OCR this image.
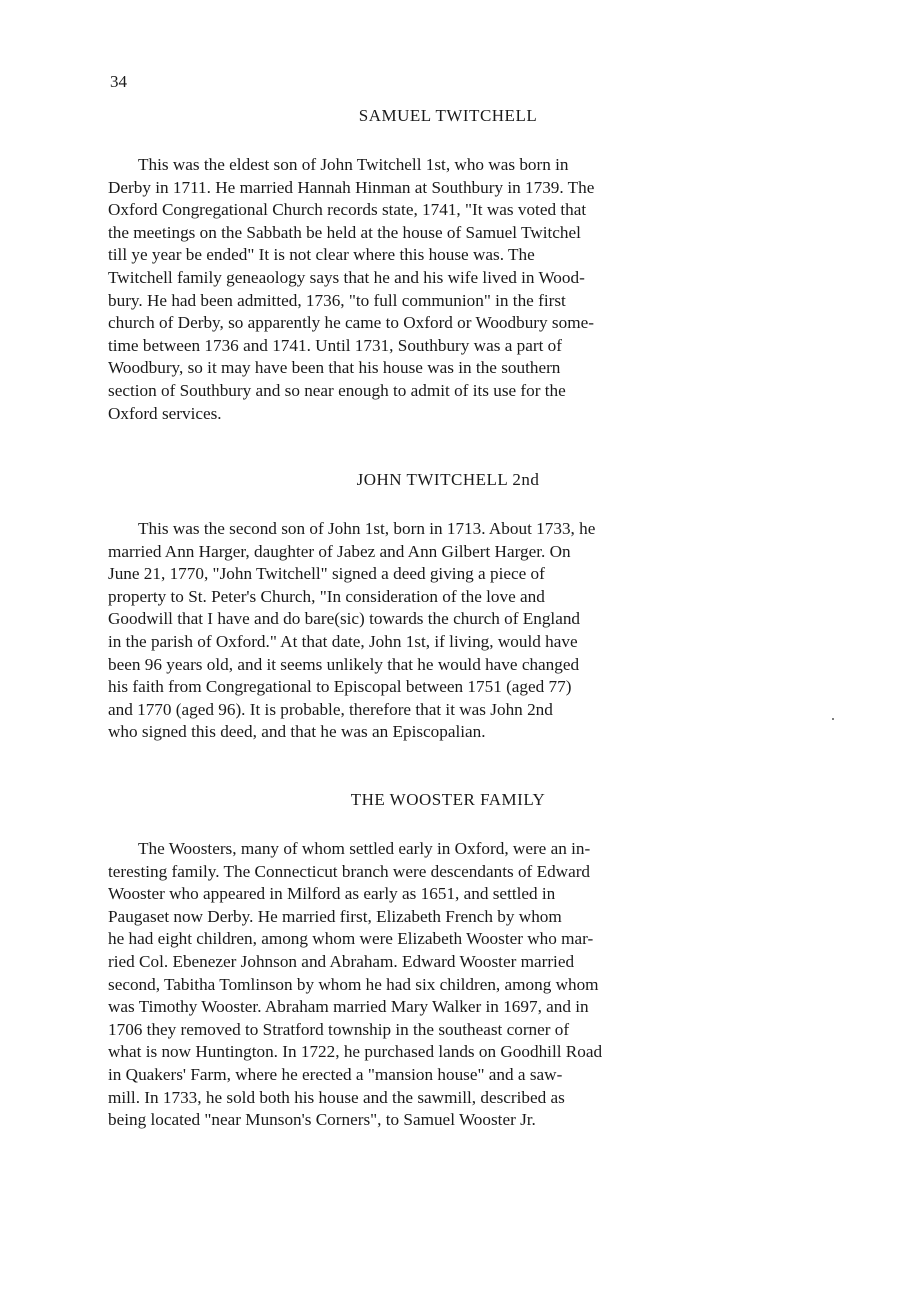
34
SAMUEL TWITCHELL
This was the eldest son of John Twitchell 1st, who was born in
Derby in 1711. He married Hannah Hinman at Southbury in 1739. The
Oxford Congregational Church records state, 1741, "It was voted that
the meetings on the Sabbath be held at the house of Samuel Twitchel
till ye year be ended" It is not clear where this house was. The
Twitchell family geneaology says that he and his wife lived in Wood-
bury. He had been admitted, 1736, "to full communion" in the first
church of Derby, so apparently he came to Oxford or Woodbury some-
time between 1736 and 1741. Until 1731, Southbury was a part of
Woodbury, so it may have been that his house was in the southern
section of Southbury and so near enough to admit of its use for the
Oxford services.
JOHN TWITCHELL 2nd
This was the second son of John 1st, born in 1713. About 1733, he
married Ann Harger, daughter of Jabez and Ann Gilbert Harger. On
June 21, 1770, "John Twitchell" signed a deed giving a piece of
property to St. Peter's Church, "In consideration of the love and
Goodwill that I have and do bare(sic) towards the church of England
in the parish of Oxford." At that date, John 1st, if living, would have
been 96 years old, and it seems unlikely that he would have changed
his faith from Congregational to Episcopal between 1751 (aged 77)
and 1770 (aged 96). It is probable, therefore that it was John 2nd
who signed this deed, and that he was an Episcopalian.
THE WOOSTER FAMILY
The Woosters, many of whom settled early in Oxford, were an in-
teresting family. The Connecticut branch were descendants of Edward
Wooster who appeared in Milford as early as 1651, and settled in
Paugaset now Derby. He married first, Elizabeth French by whom
he had eight children, among whom were Elizabeth Wooster who mar-
ried Col. Ebenezer Johnson and Abraham. Edward Wooster married
second, Tabitha Tomlinson by whom he had six children, among whom
was Timothy Wooster. Abraham married Mary Walker in 1697, and in
1706 they removed to Stratford township in the southeast corner of
what is now Huntington. In 1722, he purchased lands on Goodhill Road
in Quakers' Farm, where he erected a "mansion house" and a saw-
mill. In 1733, he sold both his house and the sawmill, described as
being located "near Munson's Corners", to Samuel Wooster Jr.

-*-

*Your task*: Say the number of lines in the listing that hold "second", with no added words.

*Solution to the exercise*: 2